[begin Supplied entries]

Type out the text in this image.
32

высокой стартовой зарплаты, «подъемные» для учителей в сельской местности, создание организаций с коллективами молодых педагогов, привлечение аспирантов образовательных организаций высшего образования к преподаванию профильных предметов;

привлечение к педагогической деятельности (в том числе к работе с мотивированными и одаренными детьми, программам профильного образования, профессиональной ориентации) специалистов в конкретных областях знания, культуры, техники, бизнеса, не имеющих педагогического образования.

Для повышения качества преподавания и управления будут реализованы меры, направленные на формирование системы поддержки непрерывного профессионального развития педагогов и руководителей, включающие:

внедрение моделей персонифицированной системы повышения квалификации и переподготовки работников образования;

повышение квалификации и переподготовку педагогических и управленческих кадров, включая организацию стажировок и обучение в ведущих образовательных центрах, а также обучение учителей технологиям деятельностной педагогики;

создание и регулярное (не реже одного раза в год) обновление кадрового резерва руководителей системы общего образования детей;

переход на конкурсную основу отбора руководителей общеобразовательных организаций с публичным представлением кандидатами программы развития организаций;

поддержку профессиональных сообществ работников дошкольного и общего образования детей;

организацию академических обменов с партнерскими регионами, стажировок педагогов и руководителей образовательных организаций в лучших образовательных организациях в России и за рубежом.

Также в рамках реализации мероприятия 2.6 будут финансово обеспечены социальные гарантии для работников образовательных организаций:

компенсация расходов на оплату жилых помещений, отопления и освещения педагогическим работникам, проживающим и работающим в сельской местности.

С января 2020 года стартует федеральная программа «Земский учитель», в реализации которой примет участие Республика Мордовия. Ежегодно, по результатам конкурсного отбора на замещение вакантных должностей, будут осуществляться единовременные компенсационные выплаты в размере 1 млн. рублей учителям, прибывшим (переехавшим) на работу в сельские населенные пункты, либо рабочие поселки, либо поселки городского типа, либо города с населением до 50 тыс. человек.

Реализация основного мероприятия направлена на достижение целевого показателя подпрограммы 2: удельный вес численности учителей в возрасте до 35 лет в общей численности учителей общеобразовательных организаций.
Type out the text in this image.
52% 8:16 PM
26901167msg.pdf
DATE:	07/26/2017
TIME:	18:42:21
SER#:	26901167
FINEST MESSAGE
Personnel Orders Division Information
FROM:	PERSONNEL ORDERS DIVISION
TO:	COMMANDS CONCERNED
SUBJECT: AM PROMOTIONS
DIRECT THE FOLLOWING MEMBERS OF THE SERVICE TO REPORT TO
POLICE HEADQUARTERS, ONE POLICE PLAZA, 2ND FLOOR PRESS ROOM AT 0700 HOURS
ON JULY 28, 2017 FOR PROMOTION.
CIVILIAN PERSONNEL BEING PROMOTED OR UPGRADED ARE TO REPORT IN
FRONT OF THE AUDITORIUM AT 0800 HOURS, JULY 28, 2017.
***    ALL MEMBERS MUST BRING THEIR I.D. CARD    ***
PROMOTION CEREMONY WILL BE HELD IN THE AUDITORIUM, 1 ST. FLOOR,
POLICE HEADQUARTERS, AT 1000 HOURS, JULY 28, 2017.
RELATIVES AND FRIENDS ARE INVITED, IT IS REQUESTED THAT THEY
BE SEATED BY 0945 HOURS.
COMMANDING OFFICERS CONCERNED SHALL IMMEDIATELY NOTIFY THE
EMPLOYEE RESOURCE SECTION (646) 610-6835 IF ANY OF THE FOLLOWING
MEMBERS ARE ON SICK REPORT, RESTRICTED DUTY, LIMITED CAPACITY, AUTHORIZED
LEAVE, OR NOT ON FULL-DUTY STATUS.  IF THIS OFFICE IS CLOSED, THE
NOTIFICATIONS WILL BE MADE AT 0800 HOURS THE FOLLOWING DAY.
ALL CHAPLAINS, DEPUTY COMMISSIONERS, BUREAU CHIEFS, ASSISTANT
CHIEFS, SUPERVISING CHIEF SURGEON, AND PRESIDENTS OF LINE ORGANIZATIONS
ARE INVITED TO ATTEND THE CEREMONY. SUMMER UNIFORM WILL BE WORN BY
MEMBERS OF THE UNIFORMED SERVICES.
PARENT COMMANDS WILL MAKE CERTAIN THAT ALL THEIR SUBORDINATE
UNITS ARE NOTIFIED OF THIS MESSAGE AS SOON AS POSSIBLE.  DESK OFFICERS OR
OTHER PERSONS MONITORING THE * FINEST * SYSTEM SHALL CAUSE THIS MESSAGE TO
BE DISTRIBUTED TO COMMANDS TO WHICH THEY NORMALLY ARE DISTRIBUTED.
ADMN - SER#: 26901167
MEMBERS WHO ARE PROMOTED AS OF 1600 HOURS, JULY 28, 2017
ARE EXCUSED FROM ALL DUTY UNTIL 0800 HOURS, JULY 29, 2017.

[end Supplied entries]

Lines of the material that contain the word "отбора" are to be gathered.

переход на конкурсную основу отбора руководителей общеобразовательных организаций с публичным представлением кандидатами программы развития организаций;
С января 2020 года стартует федеральная программа «Земский учитель», в реализации которой примет участие Республика Мордовия. Ежегодно, по результатам конкурсного отбора на замещение вакантных должностей, будут осуществляться единовременные компенсационные выплаты в размере 1 млн. рублей учителям, прибывшим (переехавшим) на работу в сельские населенные пункты, либо рабочие поселки, либо поселки городского типа, либо города с населением до 50 тыс. человек.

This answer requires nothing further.